Prompt => Produce a verbatim copy of the entries listed below.
--- Start of Excerpted records ---
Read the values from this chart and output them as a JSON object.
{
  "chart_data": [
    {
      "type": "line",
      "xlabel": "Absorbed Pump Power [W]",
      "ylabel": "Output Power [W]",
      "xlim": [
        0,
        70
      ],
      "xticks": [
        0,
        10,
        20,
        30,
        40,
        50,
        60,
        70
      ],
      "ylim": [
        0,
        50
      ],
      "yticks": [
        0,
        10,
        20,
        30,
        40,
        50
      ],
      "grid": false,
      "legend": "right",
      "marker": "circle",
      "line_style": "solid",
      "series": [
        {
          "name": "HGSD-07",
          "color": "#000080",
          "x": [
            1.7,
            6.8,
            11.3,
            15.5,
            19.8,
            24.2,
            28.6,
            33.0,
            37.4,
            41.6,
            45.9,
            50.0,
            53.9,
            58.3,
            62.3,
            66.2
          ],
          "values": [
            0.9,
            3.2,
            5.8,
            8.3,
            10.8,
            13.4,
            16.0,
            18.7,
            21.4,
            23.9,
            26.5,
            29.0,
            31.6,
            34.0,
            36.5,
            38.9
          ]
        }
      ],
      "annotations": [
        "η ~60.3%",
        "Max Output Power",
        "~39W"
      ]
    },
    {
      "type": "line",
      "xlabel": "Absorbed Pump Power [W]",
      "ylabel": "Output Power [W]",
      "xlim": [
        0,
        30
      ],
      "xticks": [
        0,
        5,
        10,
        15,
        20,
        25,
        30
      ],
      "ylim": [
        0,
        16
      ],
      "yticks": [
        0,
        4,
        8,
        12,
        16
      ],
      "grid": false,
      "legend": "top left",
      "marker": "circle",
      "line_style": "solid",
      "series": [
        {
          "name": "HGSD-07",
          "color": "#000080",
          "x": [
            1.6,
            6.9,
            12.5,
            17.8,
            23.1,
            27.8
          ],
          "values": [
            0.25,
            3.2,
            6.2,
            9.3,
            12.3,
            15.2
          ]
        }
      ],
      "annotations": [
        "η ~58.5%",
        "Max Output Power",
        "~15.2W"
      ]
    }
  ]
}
--- End of Excerpted records ---
Answer to this exercise =>
Read the values from this chart and output them as a JSON object.
{
  "chart_data": [
    {
      "type": "line",
      "xlabel": "Absorbed Pump Power [W]",
      "ylabel": "Output Power [W]",
      "xlim": [
        0,
        70
      ],
      "xticks": [
        0,
        10,
        20,
        30,
        40,
        50,
        60,
        70
      ],
      "ylim": [
        0,
        50
      ],
      "yticks": [
        0,
        10,
        20,
        30,
        40,
        50
      ],
      "grid": false,
      "legend": "right",
      "marker": "circle",
      "line_style": "solid",
      "series": [
        {
          "name": "HGSD-07",
          "color": "#000080",
          "x": [
            1.7,
            6.8,
            11.3,
            15.5,
            19.8,
            24.2,
            28.6,
            33.0,
            37.4,
            41.6,
            45.9,
            50.0,
            53.9,
            58.3,
            62.3,
            66.2
          ],
          "values": [
            0.9,
            3.2,
            5.8,
            8.3,
            10.8,
            13.4,
            16.0,
            18.7,
            21.4,
            23.9,
            26.5,
            29.0,
            31.6,
            34.0,
            36.5,
            38.9
          ]
        }
      ],
      "annotations": [
        "η ~60.3%",
        "Max Output Power",
        "~39W"
      ]
    },
    {
      "type": "line",
      "xlabel": "Absorbed Pump Power [W]",
      "ylabel": "Output Power [W]",
      "xlim": [
        0,
        30
      ],
      "xticks": [
        0,
        5,
        10,
        15,
        20,
        25,
        30
      ],
      "ylim": [
        0,
        16
      ],
      "yticks": [
        0,
        4,
        8,
        12,
        16
      ],
      "grid": false,
      "legend": "top left",
      "marker": "circle",
      "line_style": "solid",
      "series": [
        {
          "name": "HGSD-07",
          "color": "#000080",
          "x": [
            1.6,
            6.9,
            12.5,
            17.8,
            23.1,
            27.8
          ],
          "values": [
            0.25,
            3.2,
            6.2,
            9.3,
            12.3,
            15.2
          ]
        }
      ],
      "annotations": [
        "η ~58.5%",
        "Max Output Power",
        "~15.2W"
      ]
    }
  ]
}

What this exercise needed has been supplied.